■ **WHAT IS REQUIRED**
Go through the listing below and list every line with "that".

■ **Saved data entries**

########

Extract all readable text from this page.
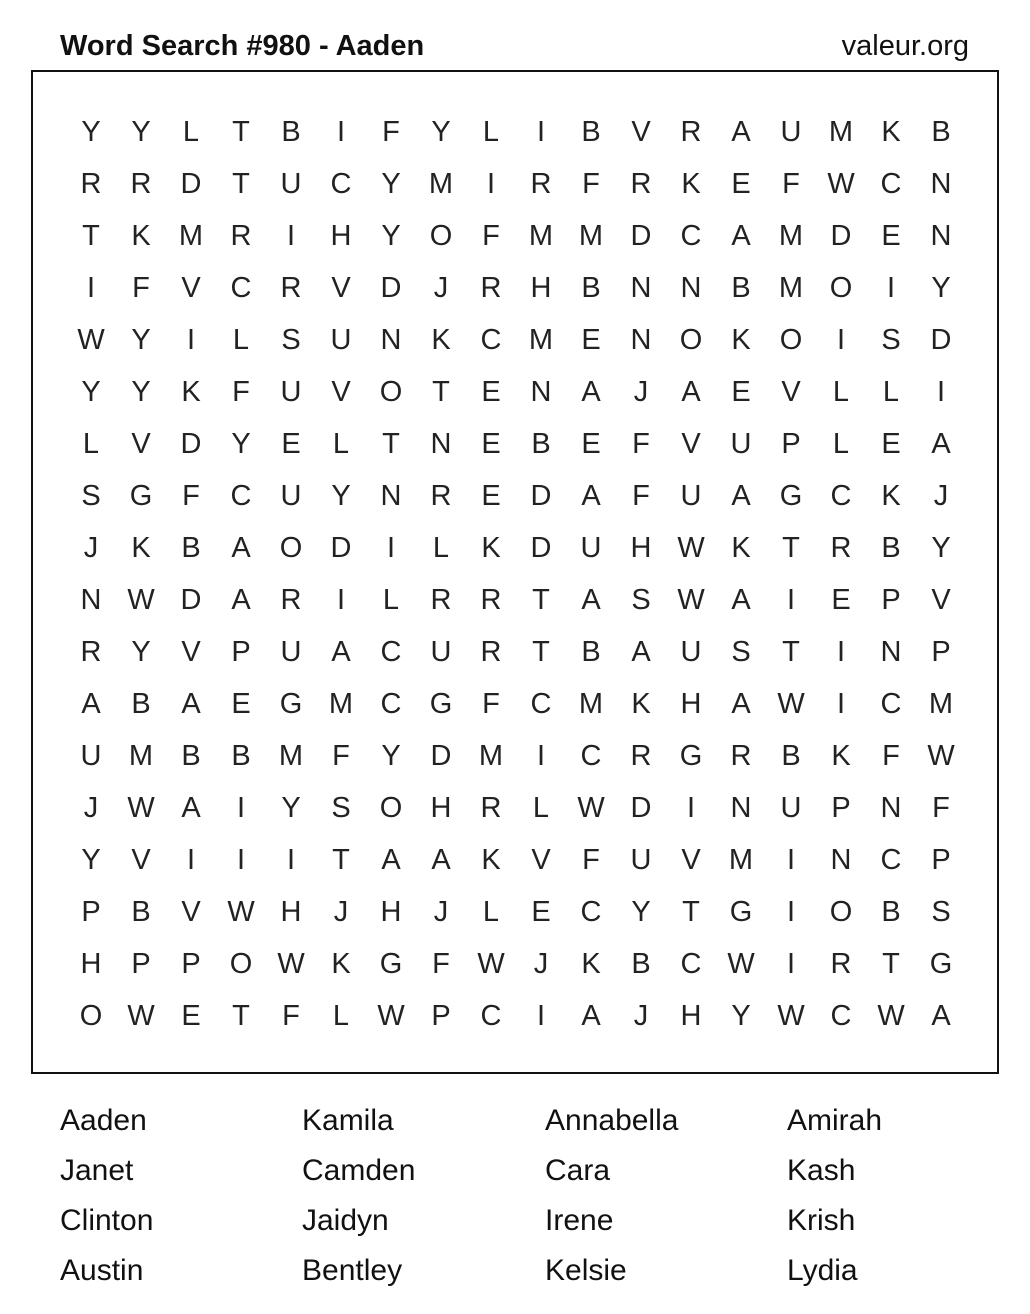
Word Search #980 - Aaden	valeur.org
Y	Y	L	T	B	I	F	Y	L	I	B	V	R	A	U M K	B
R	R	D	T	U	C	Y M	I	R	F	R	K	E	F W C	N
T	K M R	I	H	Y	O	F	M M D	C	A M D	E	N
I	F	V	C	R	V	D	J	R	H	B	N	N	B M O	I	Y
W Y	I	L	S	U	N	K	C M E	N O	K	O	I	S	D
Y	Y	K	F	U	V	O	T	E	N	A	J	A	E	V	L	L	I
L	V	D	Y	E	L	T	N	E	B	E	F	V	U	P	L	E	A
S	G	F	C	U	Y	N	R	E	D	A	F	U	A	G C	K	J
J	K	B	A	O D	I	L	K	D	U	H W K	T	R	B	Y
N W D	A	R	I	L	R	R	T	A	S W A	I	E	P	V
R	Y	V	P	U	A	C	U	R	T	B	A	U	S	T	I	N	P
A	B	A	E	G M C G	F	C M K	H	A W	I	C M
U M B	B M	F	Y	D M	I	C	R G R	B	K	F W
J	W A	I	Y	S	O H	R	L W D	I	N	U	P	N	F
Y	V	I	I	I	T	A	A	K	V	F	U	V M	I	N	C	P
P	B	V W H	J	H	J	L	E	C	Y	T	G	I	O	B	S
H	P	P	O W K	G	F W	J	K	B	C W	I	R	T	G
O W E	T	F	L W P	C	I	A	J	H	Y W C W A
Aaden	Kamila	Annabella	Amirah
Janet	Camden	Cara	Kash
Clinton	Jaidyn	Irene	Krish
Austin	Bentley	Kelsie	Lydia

########

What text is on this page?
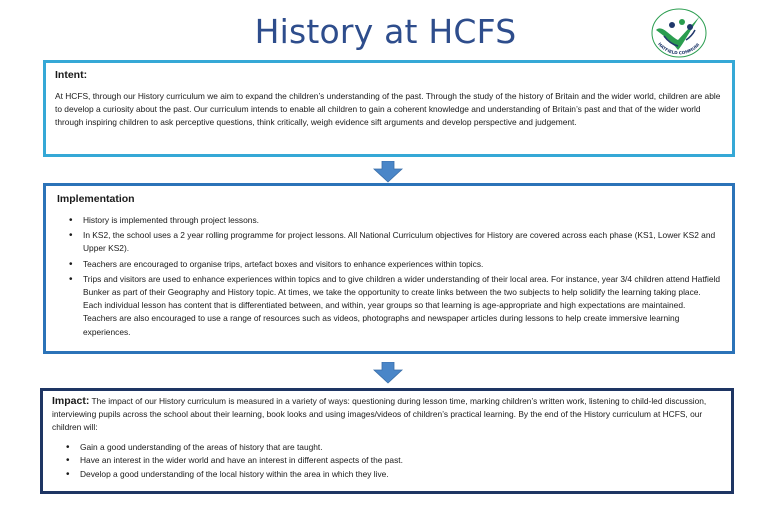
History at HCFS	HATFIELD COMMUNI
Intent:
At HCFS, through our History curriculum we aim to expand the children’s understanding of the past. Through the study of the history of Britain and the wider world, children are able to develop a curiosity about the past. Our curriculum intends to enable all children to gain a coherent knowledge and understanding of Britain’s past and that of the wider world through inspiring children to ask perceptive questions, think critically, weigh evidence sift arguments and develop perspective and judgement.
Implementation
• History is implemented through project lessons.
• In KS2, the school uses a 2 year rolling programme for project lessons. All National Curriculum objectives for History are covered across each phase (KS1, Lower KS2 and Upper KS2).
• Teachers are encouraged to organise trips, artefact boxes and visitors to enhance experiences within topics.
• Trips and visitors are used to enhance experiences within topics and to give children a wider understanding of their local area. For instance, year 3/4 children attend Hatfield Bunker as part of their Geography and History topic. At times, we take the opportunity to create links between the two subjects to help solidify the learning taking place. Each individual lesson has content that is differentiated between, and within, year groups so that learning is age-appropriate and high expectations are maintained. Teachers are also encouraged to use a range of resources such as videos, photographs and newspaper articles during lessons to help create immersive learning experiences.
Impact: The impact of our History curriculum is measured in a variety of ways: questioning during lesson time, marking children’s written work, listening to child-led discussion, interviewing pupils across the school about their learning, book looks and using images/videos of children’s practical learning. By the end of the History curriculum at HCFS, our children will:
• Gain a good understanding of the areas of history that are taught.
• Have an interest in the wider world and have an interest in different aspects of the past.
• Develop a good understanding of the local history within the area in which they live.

########

■ **OUTPUT FOR THIS EXERCISE**
At HCFS, through our History curriculum we aim to expand the children’s understanding of the past. Through the study of the history of Britain and the wider world, children are able to develop a curiosity about the past. Our curriculum intends to enable all children to gain a coherent knowledge and understanding of Britain’s past and that of the wider world through inspiring children to ask perceptive questions, think critically, weigh evidence sift arguments and develop perspective and judgement.
• Trips and visitors are used to enhance experiences within topics and to give children a wider understanding of their local area. For instance, year 3/4 children attend Hatfield Bunker as part of their Geography and History topic. At times, we take the opportunity to create links between the two subjects to help solidify the learning taking place. Each individual lesson has content that is differentiated between, and within, year groups so that learning is age-appropriate and high expectations are maintained. Teachers are also encouraged to use a range of resources such as videos, photographs and newspaper articles during lessons to help create immersive learning experiences.
• Gain a good understanding of the areas of history that are taught.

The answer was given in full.